WHAT TO DO >> Extract all of the data and reproduce it precisely.

DATA FOR THIS EXERCISE >>
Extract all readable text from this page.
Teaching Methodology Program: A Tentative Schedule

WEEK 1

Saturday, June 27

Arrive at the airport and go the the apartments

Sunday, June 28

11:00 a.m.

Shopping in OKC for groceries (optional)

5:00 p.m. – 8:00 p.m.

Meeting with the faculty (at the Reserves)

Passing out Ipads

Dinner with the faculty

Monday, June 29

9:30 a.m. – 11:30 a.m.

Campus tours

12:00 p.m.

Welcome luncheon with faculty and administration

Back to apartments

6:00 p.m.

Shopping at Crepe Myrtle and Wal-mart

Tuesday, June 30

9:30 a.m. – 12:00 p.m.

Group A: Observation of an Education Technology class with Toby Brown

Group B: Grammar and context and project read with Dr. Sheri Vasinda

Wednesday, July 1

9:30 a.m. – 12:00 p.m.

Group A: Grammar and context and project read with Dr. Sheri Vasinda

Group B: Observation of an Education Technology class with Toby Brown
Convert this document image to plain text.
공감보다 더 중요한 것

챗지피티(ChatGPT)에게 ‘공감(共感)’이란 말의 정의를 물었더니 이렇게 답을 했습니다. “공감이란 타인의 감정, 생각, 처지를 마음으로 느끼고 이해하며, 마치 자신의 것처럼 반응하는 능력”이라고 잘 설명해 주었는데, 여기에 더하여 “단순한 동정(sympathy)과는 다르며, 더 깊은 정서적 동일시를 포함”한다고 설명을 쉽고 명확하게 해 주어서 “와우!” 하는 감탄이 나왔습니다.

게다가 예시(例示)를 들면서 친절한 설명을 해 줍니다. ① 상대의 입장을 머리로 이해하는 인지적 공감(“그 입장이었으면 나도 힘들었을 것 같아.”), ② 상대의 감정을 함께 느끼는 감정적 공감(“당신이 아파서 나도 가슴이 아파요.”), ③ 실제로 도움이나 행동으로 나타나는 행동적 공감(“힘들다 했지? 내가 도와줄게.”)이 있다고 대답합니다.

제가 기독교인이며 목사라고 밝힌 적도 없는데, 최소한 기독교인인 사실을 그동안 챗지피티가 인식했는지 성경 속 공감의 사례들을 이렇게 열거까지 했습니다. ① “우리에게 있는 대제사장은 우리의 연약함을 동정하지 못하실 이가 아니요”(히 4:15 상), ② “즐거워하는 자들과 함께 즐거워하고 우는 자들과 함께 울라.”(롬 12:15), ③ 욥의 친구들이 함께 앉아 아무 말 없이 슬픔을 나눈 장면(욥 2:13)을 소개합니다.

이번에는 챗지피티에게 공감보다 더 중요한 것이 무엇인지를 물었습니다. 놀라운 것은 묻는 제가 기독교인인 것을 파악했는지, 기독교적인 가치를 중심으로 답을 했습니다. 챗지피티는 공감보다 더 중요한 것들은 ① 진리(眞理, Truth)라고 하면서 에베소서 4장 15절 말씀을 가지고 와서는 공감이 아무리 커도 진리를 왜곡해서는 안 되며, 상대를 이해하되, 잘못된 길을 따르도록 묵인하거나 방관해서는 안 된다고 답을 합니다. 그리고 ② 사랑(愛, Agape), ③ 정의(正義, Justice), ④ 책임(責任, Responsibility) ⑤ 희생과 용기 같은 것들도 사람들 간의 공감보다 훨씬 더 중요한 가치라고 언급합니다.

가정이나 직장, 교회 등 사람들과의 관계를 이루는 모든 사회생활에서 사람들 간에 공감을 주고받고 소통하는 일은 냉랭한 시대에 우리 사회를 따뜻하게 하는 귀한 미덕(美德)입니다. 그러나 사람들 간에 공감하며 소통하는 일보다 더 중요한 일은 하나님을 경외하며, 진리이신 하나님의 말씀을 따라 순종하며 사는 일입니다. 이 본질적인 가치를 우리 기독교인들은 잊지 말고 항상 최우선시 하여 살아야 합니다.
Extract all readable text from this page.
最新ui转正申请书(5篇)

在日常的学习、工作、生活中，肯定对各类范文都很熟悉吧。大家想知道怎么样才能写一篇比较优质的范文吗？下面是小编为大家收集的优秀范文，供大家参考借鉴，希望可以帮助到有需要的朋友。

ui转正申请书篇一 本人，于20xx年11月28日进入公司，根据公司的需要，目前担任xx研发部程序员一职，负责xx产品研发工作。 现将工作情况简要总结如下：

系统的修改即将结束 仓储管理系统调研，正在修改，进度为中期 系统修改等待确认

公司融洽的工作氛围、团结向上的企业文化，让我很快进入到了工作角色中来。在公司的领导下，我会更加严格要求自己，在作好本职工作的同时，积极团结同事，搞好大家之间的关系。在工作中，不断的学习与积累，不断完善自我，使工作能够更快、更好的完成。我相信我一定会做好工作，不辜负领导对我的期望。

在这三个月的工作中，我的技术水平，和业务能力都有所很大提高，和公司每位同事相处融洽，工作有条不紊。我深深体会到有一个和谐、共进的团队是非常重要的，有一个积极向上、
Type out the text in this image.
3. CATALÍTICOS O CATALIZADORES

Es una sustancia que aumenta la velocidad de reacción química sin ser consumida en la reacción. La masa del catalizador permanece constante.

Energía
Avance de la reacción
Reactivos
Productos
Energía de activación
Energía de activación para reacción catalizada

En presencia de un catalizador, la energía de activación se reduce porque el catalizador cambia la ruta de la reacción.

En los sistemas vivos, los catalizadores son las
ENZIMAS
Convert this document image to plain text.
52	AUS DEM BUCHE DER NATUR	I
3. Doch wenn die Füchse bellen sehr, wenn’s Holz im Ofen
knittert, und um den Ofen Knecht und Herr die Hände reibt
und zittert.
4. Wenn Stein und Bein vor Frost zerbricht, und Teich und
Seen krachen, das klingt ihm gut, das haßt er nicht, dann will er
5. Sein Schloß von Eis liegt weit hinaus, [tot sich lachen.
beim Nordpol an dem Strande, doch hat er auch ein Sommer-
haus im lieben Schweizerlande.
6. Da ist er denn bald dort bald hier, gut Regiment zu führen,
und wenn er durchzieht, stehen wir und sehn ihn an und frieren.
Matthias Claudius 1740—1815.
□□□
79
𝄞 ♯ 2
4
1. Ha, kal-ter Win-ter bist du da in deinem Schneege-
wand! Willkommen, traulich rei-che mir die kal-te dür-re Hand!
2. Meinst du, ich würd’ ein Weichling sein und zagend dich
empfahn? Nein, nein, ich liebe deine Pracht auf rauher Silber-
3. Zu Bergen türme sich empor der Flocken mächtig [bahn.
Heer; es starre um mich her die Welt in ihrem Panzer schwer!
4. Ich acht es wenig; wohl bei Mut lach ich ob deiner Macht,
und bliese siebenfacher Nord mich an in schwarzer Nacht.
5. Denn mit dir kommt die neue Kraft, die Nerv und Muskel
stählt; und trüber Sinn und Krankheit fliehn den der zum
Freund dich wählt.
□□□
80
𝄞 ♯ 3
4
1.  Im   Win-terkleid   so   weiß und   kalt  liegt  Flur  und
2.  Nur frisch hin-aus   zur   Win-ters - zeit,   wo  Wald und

RESULT >>
Extract all readable text from this page.
Teaching Methodology Program: A Tentative Schedule

WEEK 1

Saturday, June 27

Arrive at the airport and go the the apartments

Sunday, June 28

11:00 a.m.

Shopping in OKC for groceries (optional)

5:00 p.m. – 8:00 p.m.

Meeting with the faculty (at the Reserves)

Passing out Ipads

Dinner with the faculty

Monday, June 29

9:30 a.m. – 11:30 a.m.

Campus tours

12:00 p.m.

Welcome luncheon with faculty and administration

Back to apartments

6:00 p.m.

Shopping at Crepe Myrtle and Wal-mart

Tuesday, June 30

9:30 a.m. – 12:00 p.m.

Group A: Observation of an Education Technology class with Toby Brown

Group B: Grammar and context and project read with Dr. Sheri Vasinda

Wednesday, July 1

9:30 a.m. – 12:00 p.m.

Group A: Grammar and context and project read with Dr. Sheri Vasinda

Group B: Observation of an Education Technology class with Toby Brown
Convert this document image to plain text.
공감보다 더 중요한 것

챗지피티(ChatGPT)에게 ‘공감(共感)’이란 말의 정의를 물었더니 이렇게 답을 했습니다. “공감이란 타인의 감정, 생각, 처지를 마음으로 느끼고 이해하며, 마치 자신의 것처럼 반응하는 능력”이라고 잘 설명해 주었는데, 여기에 더하여 “단순한 동정(sympathy)과는 다르며, 더 깊은 정서적 동일시를 포함”한다고 설명을 쉽고 명확하게 해 주어서 “와우!” 하는 감탄이 나왔습니다.

게다가 예시(例示)를 들면서 친절한 설명을 해 줍니다. ① 상대의 입장을 머리로 이해하는 인지적 공감(“그 입장이었으면 나도 힘들었을 것 같아.”), ② 상대의 감정을 함께 느끼는 감정적 공감(“당신이 아파서 나도 가슴이 아파요.”), ③ 실제로 도움이나 행동으로 나타나는 행동적 공감(“힘들다 했지? 내가 도와줄게.”)이 있다고 대답합니다.

제가 기독교인이며 목사라고 밝힌 적도 없는데, 최소한 기독교인인 사실을 그동안 챗지피티가 인식했는지 성경 속 공감의 사례들을 이렇게 열거까지 했습니다. ① “우리에게 있는 대제사장은 우리의 연약함을 동정하지 못하실 이가 아니요”(히 4:15 상), ② “즐거워하는 자들과 함께 즐거워하고 우는 자들과 함께 울라.”(롬 12:15), ③ 욥의 친구들이 함께 앉아 아무 말 없이 슬픔을 나눈 장면(욥 2:13)을 소개합니다.

이번에는 챗지피티에게 공감보다 더 중요한 것이 무엇인지를 물었습니다. 놀라운 것은 묻는 제가 기독교인인 것을 파악했는지, 기독교적인 가치를 중심으로 답을 했습니다. 챗지피티는 공감보다 더 중요한 것들은 ① 진리(眞理, Truth)라고 하면서 에베소서 4장 15절 말씀을 가지고 와서는 공감이 아무리 커도 진리를 왜곡해서는 안 되며, 상대를 이해하되, 잘못된 길을 따르도록 묵인하거나 방관해서는 안 된다고 답을 합니다. 그리고 ② 사랑(愛, Agape), ③ 정의(正義, Justice), ④ 책임(責任, Responsibility) ⑤ 희생과 용기 같은 것들도 사람들 간의 공감보다 훨씬 더 중요한 가치라고 언급합니다.

가정이나 직장, 교회 등 사람들과의 관계를 이루는 모든 사회생활에서 사람들 간에 공감을 주고받고 소통하는 일은 냉랭한 시대에 우리 사회를 따뜻하게 하는 귀한 미덕(美德)입니다. 그러나 사람들 간에 공감하며 소통하는 일보다 더 중요한 일은 하나님을 경외하며, 진리이신 하나님의 말씀을 따라 순종하며 사는 일입니다. 이 본질적인 가치를 우리 기독교인들은 잊지 말고 항상 최우선시 하여 살아야 합니다.
Extract all readable text from this page.
最新ui转正申请书(5篇)

在日常的学习、工作、生活中，肯定对各类范文都很熟悉吧。大家想知道怎么样才能写一篇比较优质的范文吗？下面是小编为大家收集的优秀范文，供大家参考借鉴，希望可以帮助到有需要的朋友。

ui转正申请书篇一 本人，于20xx年11月28日进入公司，根据公司的需要，目前担任xx研发部程序员一职，负责xx产品研发工作。 现将工作情况简要总结如下：

系统的修改即将结束 仓储管理系统调研，正在修改，进度为中期 系统修改等待确认

公司融洽的工作氛围、团结向上的企业文化，让我很快进入到了工作角色中来。在公司的领导下，我会更加严格要求自己，在作好本职工作的同时，积极团结同事，搞好大家之间的关系。在工作中，不断的学习与积累，不断完善自我，使工作能够更快、更好的完成。我相信我一定会做好工作，不辜负领导对我的期望。

在这三个月的工作中，我的技术水平，和业务能力都有所很大提高，和公司每位同事相处融洽，工作有条不紊。我深深体会到有一个和谐、共进的团队是非常重要的，有一个积极向上、
Type out the text in this image.
3. CATALÍTICOS O CATALIZADORES

Es una sustancia que aumenta la velocidad de reacción química sin ser consumida en la reacción. La masa del catalizador permanece constante.

Energía
Avance de la reacción
Reactivos
Productos
Energía de activación
Energía de activación para reacción catalizada

En presencia de un catalizador, la energía de activación se reduce porque el catalizador cambia la ruta de la reacción.

En los sistemas vivos, los catalizadores son las
ENZIMAS
Convert this document image to plain text.
52	AUS DEM BUCHE DER NATUR	I
3. Doch wenn die Füchse bellen sehr, wenn’s Holz im Ofen
knittert, und um den Ofen Knecht und Herr die Hände reibt
und zittert.
4. Wenn Stein und Bein vor Frost zerbricht, und Teich und
Seen krachen, das klingt ihm gut, das haßt er nicht, dann will er
5. Sein Schloß von Eis liegt weit hinaus, [tot sich lachen.
beim Nordpol an dem Strande, doch hat er auch ein Sommer-
haus im lieben Schweizerlande.
6. Da ist er denn bald dort bald hier, gut Regiment zu führen,
und wenn er durchzieht, stehen wir und sehn ihn an und frieren.
Matthias Claudius 1740—1815.
□□□
79
𝄞 ♯ 2
4
1. Ha, kal-ter Win-ter bist du da in deinem Schneege-
wand! Willkommen, traulich rei-che mir die kal-te dür-re Hand!
2. Meinst du, ich würd’ ein Weichling sein und zagend dich
empfahn? Nein, nein, ich liebe deine Pracht auf rauher Silber-
3. Zu Bergen türme sich empor der Flocken mächtig [bahn.
Heer; es starre um mich her die Welt in ihrem Panzer schwer!
4. Ich acht es wenig; wohl bei Mut lach ich ob deiner Macht,
und bliese siebenfacher Nord mich an in schwarzer Nacht.
5. Denn mit dir kommt die neue Kraft, die Nerv und Muskel
stählt; und trüber Sinn und Krankheit fliehn den der zum
Freund dich wählt.
□□□
80
𝄞 ♯ 3
4
1.  Im   Win-terkleid   so   weiß und   kalt  liegt  Flur  und
2.  Nur frisch hin-aus   zur   Win-ters - zeit,   wo  Wald und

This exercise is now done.